## EXTRACT TO READ

Adeline Tiffanie Suwana | Staff Kajian Kanopi FEUI 2014 | Ilmu Ekonomi 2013
Whether or not you believe in global warming and climate change, it is a fact that now, numerous nations have set specific targets to reduce emissions of greenhouse gases (GHG) in attempts to mitigate global carbon level. They recognize the importance to mitigate one of the worst impacts of a climate crisis – a rise in global mean temperature above 2 degree Celsius – on the human population, on our economies and on the environment.
As a reality check, Indonesia’s former President, Bambang Susilo Yudhoyono, has declared a decree to reduce Indonesia’s GHG emissions by 26% in 2020, or up to 41% with international support. This statement follows immediate actions from ministries and local government to implement low carbon development activities. Given that more than two-thirds of Indonesia’s greenhouse gas emissions result from deforestation and degradation of forests and peat lands, the decree significantly impact in new concessions in primary forests and peat lands, notably the Reducing Emission from Deforestation and Forest Degradation (REDD) program. Since it’s first initiation, there is only one country, Norway, who has pledged up to $1 billion to help Indonesia to reduce deforestation and degradation. Some climatologist and economist believe that it is enough, but how much does it actually cost to reduce global carbon emissions? And how do we actually know?
McKinsey & Company reported a potential to reduce GHG emissions by 35% by 2030 compared with 1990 levels, or by 70% compared with the levels we would see in 2030 if the world collectively made little attempt to curb current and future emissions. In order to achieve this, there are indeed numerous different ways to reduce the amount of greenhouses gases released into the atmosphere, each with their own specific reduction opportunity of CO2. On the contrary, the cost per ton of CO2 reduction, or abatement, is relatively constant. To fully understand discussion that follows, it is important to firstly dichotomize and understand the cost of abatement.
Figure 1 – McKinsey & Company, Pathways to a Low-Carbon Economy: Version 2 of the Global Greenhouse Gas Abatement Cost Curve, 2009.

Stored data

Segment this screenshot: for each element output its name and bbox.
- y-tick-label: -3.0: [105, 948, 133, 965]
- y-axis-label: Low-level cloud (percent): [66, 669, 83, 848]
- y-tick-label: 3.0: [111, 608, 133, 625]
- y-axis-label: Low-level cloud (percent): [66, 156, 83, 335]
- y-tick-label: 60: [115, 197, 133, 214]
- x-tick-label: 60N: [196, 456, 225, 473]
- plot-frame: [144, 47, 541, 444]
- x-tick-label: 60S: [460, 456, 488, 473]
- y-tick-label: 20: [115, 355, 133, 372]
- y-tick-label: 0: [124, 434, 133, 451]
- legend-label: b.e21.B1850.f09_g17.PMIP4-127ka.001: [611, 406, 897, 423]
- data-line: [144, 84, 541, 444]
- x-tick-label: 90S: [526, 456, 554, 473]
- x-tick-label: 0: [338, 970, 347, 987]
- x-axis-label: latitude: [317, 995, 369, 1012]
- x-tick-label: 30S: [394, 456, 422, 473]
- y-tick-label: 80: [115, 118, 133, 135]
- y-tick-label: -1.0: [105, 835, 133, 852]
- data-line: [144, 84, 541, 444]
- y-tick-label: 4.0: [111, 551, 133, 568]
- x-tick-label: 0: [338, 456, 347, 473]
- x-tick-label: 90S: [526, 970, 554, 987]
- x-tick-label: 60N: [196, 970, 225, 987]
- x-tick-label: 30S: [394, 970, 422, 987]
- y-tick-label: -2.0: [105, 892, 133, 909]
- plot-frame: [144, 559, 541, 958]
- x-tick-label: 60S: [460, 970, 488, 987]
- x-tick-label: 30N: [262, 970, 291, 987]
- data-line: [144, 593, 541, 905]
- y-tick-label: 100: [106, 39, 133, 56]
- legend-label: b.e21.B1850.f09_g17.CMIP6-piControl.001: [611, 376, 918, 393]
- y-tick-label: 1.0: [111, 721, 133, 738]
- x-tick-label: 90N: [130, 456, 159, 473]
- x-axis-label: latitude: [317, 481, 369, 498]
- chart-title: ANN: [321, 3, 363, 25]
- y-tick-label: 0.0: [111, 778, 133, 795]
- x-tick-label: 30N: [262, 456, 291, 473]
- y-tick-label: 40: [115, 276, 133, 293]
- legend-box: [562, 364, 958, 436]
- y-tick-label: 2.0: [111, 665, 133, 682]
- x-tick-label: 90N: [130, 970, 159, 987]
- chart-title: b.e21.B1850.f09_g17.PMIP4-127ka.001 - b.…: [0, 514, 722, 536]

## TASK
Swap "abatement" for "mitigation" and rewrite the passage of the essay on the cost of cutting carbon emissions from "McKinsey & Company reported" up to and including "cost of abatement.". The stored data above is not needed here.

## CORRECT RESPONSE
McKinsey & Company reported a potential to reduce GHG emissions by 35% by 2030 compared with 1990 levels, or by 70% compared with the levels we would see in 2030 if the world collectively made little attempt to curb current and future emissions. In order to achieve this, there are indeed numerous different ways to reduce the amount of greenhouses gases released into the atmosphere, each with their own specific reduction opportunity of CO2. On the contrary, the cost per ton of CO2 reduction, or mitigation, is relatively constant. To fully understand discussion that follows, it is important to firstly dichotomize and understand the cost of mitigation.